◆ Stated exercise a: From the records, copy out everything from the line containing "Patent image size: (1020, 924)." down to the line containing "The tablet computer 106 is at (266, 203).", and give back nothing else.

** begin Passage shown **

# Comparing LED efficiency.



## Factus (Apr 13, 2011)

Hi all. first post here.

I am making an LED suit for South Africa's version of 'Burning Man' and need some help on comparing efficiency.
There seem to be very complicated ways to work out lumens/W with spectrometry etc but I cant find anything on keeping supply constant and comparing brightness..

But for a newbie like me, is there any way to limit current and separately pop two different LED's on the same current source and see which is brighter for the current it is recieving? If one makes more light on less current or the same current... you follow me..

These are just simple 5mm LED's, nothing special but the manufacturer assures me the one is more than douoble the effeciency which i should clearly be able to see. BTW I have experience with test loads from building my lasers.

I may not be on the right track because I know current draw relies on voltage but it was the first thing that came to mind to keep constant. Or maybe some kind of pot, turn it, get the same brightness as the other and then compare the value of the pot somehow. 
I have tried connecting lots to a teeny button cell (which i'm sure has a low max discharge) and then seeing which were brighter but in the process forgot which set of LED's are which - clearly doesnt help!!! besides, all of them seemed the same brightness but then again maybe i did not reach max current discharge. Very lost!

Both LED's are rated at standard 3.7v.

open to any ideas!
many thanks


----------



## AlexLED (Apr 13, 2011)

Hi Factus,
the simple answer should be: yes, use a constant-current power source (adjustable power supply, LED driver, ...) set at desired current (more precise, the current you plan to use in your application !) and measure the brightness, for example with a lux-meter. This should give you a good comparison.

Of course, there is a more complicated answer as well: differet LED (and even different batch/bins) differ in spectrometric distribution, voltage at a given current and the efficiency (lm per watts) even depends on the current ! So, even if the current is the same, different forward-voltages will result in different watts and thus different efficiencies ....

Hope that helps !


----------



## Factus (Apr 16, 2011)

Thanks very much al! I deduced that they are pretty much the same.

One more question: 
I am building a ne555 timer circuit to try to achieve a strobe effect for these guys. As I will be pushing over 250ma (which is max current rating) I obviously need to look at my options.
1) Saw something about using a transistor as the 'switch' and then when a small current from the timer goes through it it closes another circuit which makes the leds light up? Maybe I am way off.
2) Putting the chips in parallel.
3) Heatsink the chip?? or maybe 250ma is max WHEN heatsinked, I dont know.


----------

** end Passage shown **

◆ Stated exercise b: In the thread on comparing LED efficiency, what voltage rating do both LEDs have?

** begin Input **

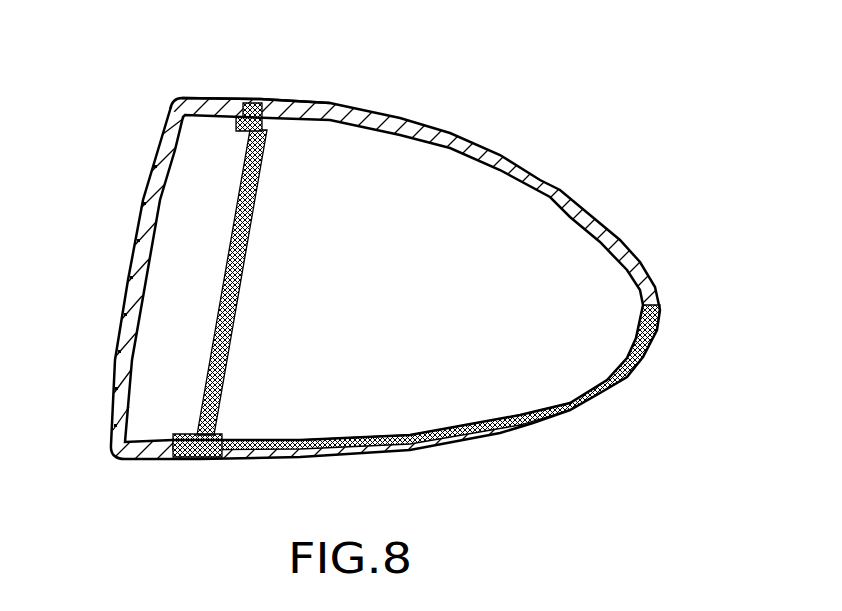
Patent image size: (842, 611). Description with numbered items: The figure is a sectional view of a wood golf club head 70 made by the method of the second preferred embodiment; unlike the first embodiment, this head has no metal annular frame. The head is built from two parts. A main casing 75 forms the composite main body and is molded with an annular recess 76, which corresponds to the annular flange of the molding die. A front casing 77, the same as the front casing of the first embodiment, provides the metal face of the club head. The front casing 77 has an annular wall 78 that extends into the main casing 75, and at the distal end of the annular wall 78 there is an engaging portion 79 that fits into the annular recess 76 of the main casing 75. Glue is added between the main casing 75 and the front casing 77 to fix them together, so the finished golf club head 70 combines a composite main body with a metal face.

The wood golf club head 70 is at (384, 232).
The main casing 75 is at (643, 373).
The annular recess 76 is at (251, 103).
The front casing 77 is at (120, 297).
The annular wall 78 is at (217, 100).
The engaging portion 79 is at (231, 104).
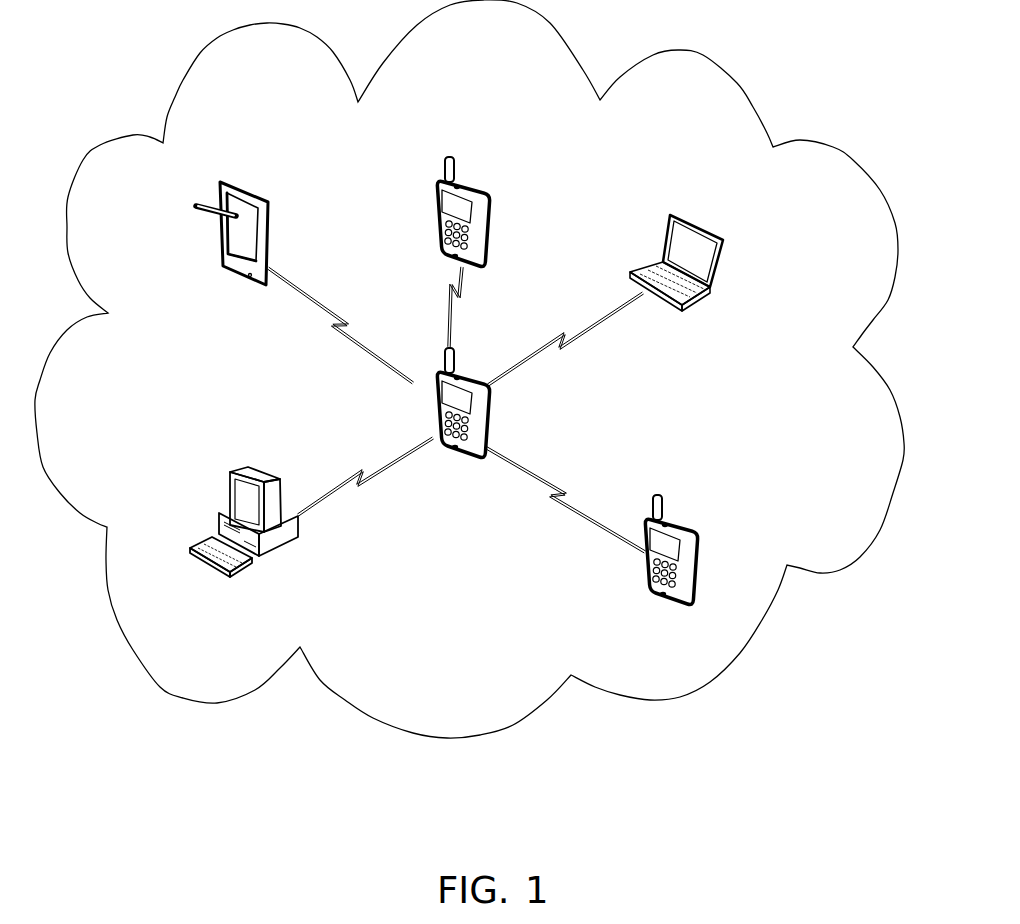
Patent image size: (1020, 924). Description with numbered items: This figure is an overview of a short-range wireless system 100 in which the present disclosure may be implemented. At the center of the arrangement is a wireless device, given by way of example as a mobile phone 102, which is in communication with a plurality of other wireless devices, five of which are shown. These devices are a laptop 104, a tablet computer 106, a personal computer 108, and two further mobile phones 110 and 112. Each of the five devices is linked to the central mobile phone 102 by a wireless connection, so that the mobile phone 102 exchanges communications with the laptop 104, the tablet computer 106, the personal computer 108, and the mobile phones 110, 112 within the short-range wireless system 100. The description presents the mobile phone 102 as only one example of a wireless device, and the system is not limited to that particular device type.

The short-range wireless system 100 is at (550, 25).
The mobile phone 102 is at (469, 371).
The laptop 104 is at (720, 236).
The tablet computer 106 is at (266, 203).
The personal computer 108 is at (272, 474).
The mobile phone 110 is at (684, 520).
The mobile phone 112 is at (471, 182).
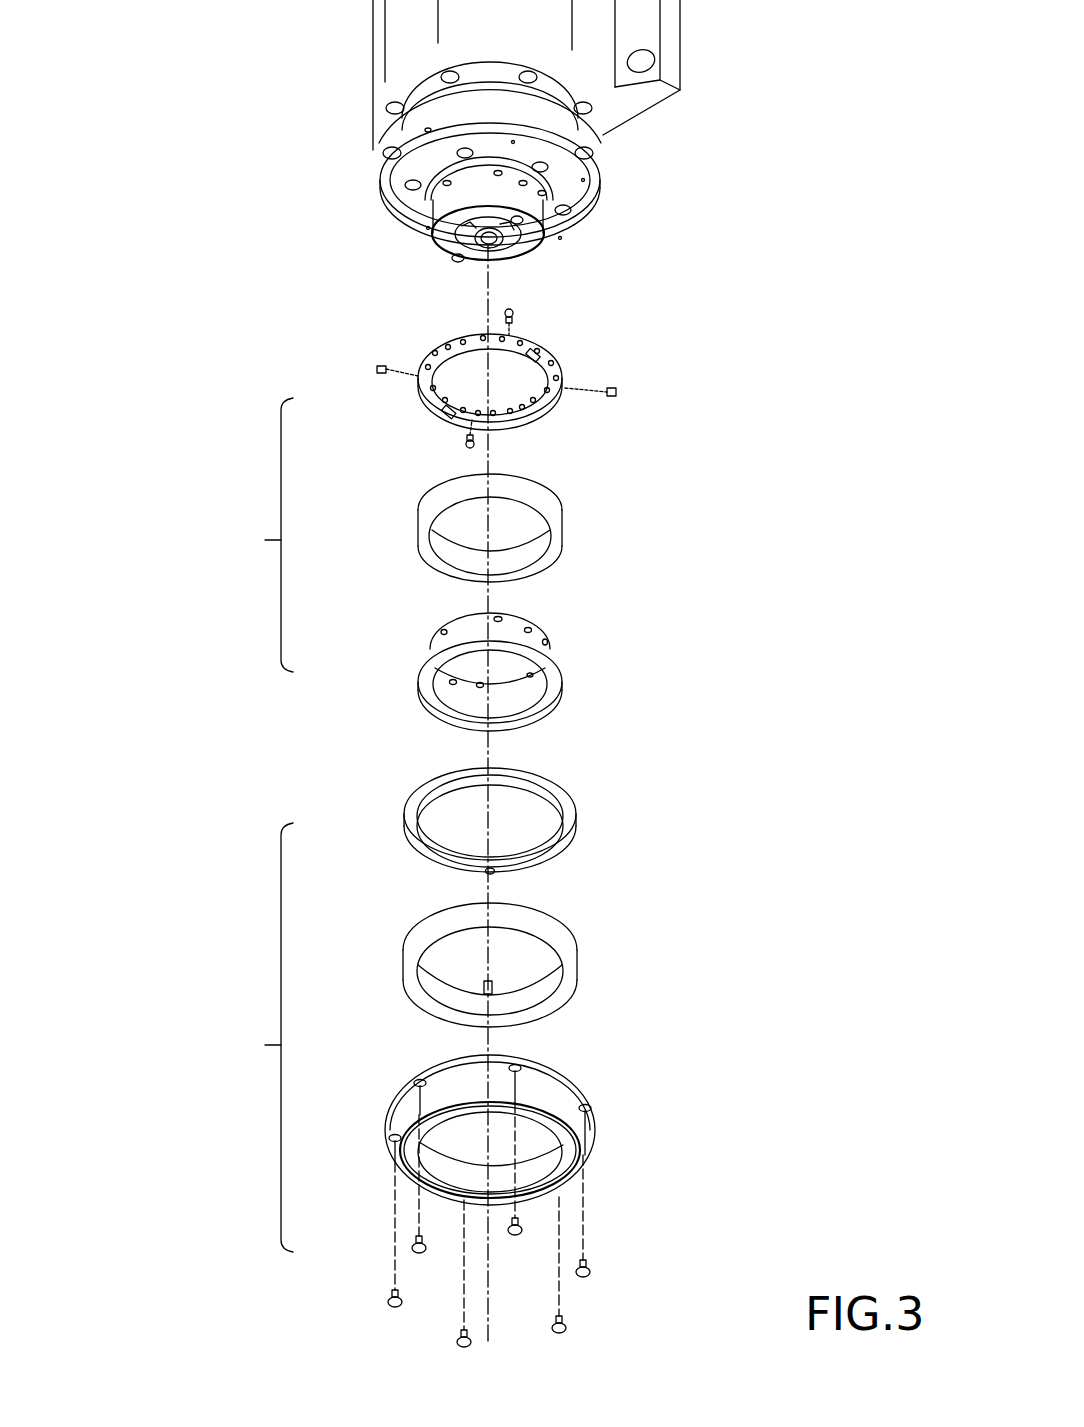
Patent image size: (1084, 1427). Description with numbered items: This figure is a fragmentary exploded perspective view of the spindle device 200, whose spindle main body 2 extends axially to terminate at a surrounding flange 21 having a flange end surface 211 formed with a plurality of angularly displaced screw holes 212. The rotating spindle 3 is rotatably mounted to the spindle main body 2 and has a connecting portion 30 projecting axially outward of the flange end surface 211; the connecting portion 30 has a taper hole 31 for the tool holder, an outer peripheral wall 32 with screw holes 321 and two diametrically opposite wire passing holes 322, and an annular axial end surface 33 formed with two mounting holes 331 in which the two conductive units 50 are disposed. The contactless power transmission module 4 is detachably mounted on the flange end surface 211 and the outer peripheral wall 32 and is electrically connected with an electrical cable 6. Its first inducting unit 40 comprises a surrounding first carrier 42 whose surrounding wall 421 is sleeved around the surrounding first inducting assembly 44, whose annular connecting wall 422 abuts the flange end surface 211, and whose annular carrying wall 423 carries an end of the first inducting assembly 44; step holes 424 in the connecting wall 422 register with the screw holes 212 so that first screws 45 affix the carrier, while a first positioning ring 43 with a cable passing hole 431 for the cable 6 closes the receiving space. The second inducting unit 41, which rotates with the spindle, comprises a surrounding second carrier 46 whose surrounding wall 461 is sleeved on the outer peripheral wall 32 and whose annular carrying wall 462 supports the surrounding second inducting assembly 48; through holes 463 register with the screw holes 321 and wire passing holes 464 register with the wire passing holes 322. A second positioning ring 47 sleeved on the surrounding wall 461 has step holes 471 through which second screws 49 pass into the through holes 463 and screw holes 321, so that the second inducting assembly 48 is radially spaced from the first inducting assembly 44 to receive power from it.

The spindle device 200 is at (140, 38).
The spindle main body 2 is at (428, 110).
The surrounding flange 21 is at (400, 180).
The flange end surface 211 is at (393, 205).
The screw holes 212 is at (418, 155).
The rotating spindle 3 is at (516, 214).
The outer peripheral wall 32 is at (405, 213).
The screw holes 321 is at (445, 181).
The wire passing holes 322 is at (502, 172).
The connecting portion 30 is at (549, 202).
The axial end surface 33 is at (523, 257).
The mounting holes 331 is at (455, 266).
The taper hole 31 is at (485, 252).
The conductive units 50 is at (530, 227).
The contactless power transmission module 4 is at (507, 393).
The second inducting unit 41 is at (257, 535).
The second positioning ring 47 is at (418, 390).
The step holes 471 is at (512, 343).
The second screws 49 is at (618, 392).
The surrounding second inducting assembly 48 is at (418, 522).
The surrounding second carrier 46 is at (496, 676).
The surrounding wall 461 is at (462, 630).
The annular carrying wall 462 is at (560, 702).
The through holes 463 is at (502, 620).
The wire passing holes 464 is at (530, 632).
The first inducting unit 40 is at (257, 1037).
The first positioning ring 43 is at (405, 816).
The cable passing hole 431 is at (496, 872).
The surrounding first inducting assembly 44 is at (403, 955).
The electrical cable 6 is at (493, 990).
The surrounding first carrier 42 is at (533, 1117).
The surrounding wall 421 is at (457, 1093).
The annular connecting wall 422 is at (395, 1123).
The annular carrying wall 423 is at (408, 1160).
The step holes 424 is at (521, 1069).
The first screws 45 is at (415, 1247).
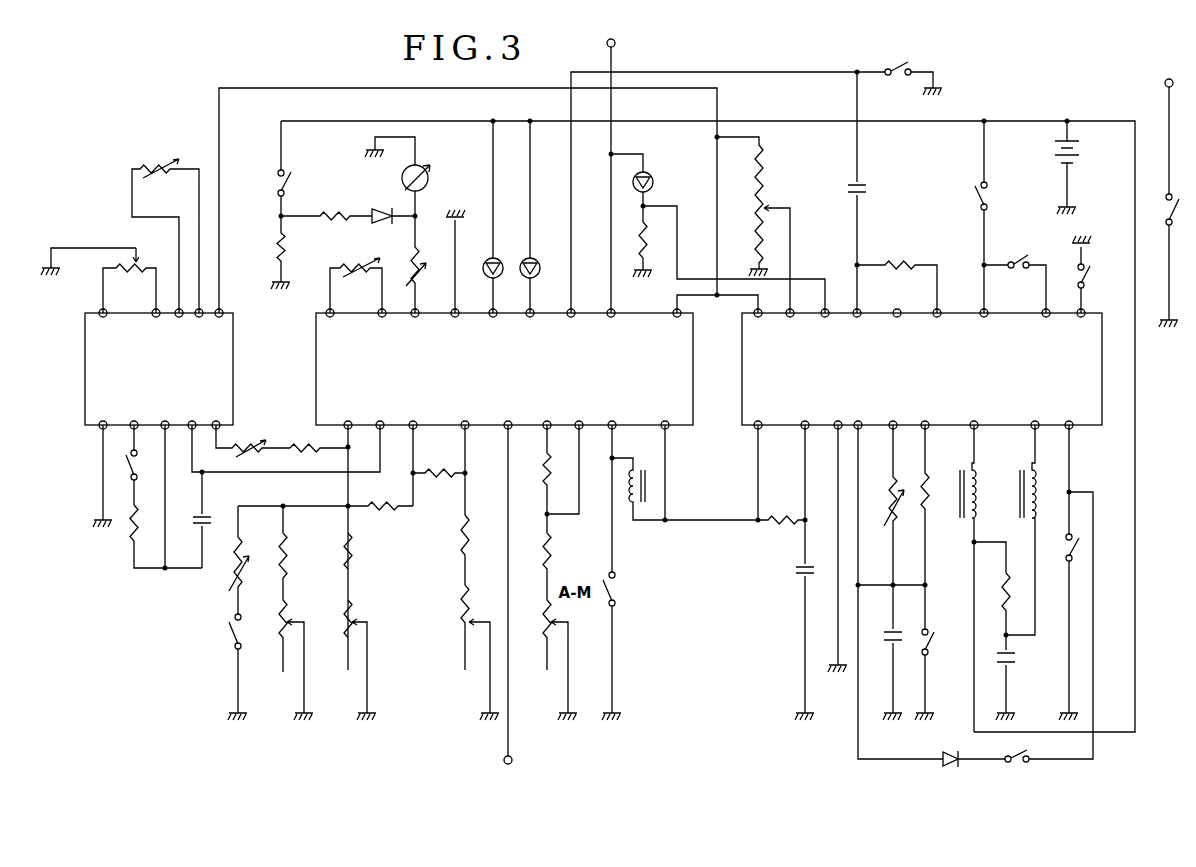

** end Input **

◆ Output a:
Patent image size: (1020, 924). Description with numbered items: This figure is an overview of a short-range wireless system 100 in which the present disclosure may be implemented. At the center of the arrangement is a wireless device, given by way of example as a mobile phone 102, which is in communication with a plurality of other wireless devices, five of which are shown. These devices are a laptop 104, a tablet computer 106, a personal computer 108, and two further mobile phones 110 and 112. Each of the five devices is linked to the central mobile phone 102 by a wireless connection, so that the mobile phone 102 exchanges communications with the laptop 104, the tablet computer 106, the personal computer 108, and the mobile phones 110, 112 within the short-range wireless system 100. The description presents the mobile phone 102 as only one example of a wireless device, and the system is not limited to that particular device type.

The short-range wireless system 100 is at (550, 25).
The mobile phone 102 is at (469, 371).
The laptop 104 is at (720, 236).
The tablet computer 106 is at (266, 203).

◆ Output b: Both LEDs are rated at the standard 3.7 V.